▶ [Task prompt]
Wherever the string "icon" appears, copy the whole line.

╭──

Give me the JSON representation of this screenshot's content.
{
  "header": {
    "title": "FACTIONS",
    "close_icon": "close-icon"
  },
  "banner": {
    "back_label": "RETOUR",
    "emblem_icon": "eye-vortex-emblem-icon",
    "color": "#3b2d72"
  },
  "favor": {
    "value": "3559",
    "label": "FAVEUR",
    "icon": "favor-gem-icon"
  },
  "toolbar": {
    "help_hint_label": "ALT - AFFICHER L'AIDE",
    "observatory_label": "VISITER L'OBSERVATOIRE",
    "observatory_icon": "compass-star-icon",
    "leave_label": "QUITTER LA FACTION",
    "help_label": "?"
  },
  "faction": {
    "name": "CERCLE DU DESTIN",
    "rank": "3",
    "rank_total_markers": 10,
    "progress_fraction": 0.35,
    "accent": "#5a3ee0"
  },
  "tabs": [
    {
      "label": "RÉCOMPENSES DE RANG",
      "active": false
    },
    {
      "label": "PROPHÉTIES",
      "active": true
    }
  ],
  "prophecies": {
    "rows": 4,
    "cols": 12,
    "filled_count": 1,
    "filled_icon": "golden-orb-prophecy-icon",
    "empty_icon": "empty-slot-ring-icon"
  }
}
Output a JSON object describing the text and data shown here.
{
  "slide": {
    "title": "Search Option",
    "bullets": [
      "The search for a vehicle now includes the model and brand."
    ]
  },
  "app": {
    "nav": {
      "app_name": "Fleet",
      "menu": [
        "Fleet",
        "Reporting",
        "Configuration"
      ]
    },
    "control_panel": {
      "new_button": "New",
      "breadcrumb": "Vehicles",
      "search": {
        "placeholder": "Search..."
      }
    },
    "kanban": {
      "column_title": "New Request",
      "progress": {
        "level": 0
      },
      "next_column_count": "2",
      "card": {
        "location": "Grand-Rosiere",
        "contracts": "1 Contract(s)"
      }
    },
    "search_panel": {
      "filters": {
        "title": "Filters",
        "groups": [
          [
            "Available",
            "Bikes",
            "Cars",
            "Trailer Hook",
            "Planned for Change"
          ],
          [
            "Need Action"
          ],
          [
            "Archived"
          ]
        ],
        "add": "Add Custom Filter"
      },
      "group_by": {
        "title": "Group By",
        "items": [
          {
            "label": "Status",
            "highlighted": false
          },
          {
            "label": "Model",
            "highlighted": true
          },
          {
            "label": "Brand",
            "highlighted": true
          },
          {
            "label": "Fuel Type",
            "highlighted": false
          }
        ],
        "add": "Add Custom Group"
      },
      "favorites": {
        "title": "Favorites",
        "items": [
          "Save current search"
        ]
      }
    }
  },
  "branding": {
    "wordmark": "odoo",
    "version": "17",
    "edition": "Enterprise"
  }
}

╰──

▶ [Output for this task]
    "close_icon": "close-icon"
    "emblem_icon": "eye-vortex-emblem-icon",
    "icon": "favor-gem-icon"
    "observatory_icon": "compass-star-icon",
    "filled_icon": "golden-orb-prophecy-icon",
    "empty_icon": "empty-slot-ring-icon"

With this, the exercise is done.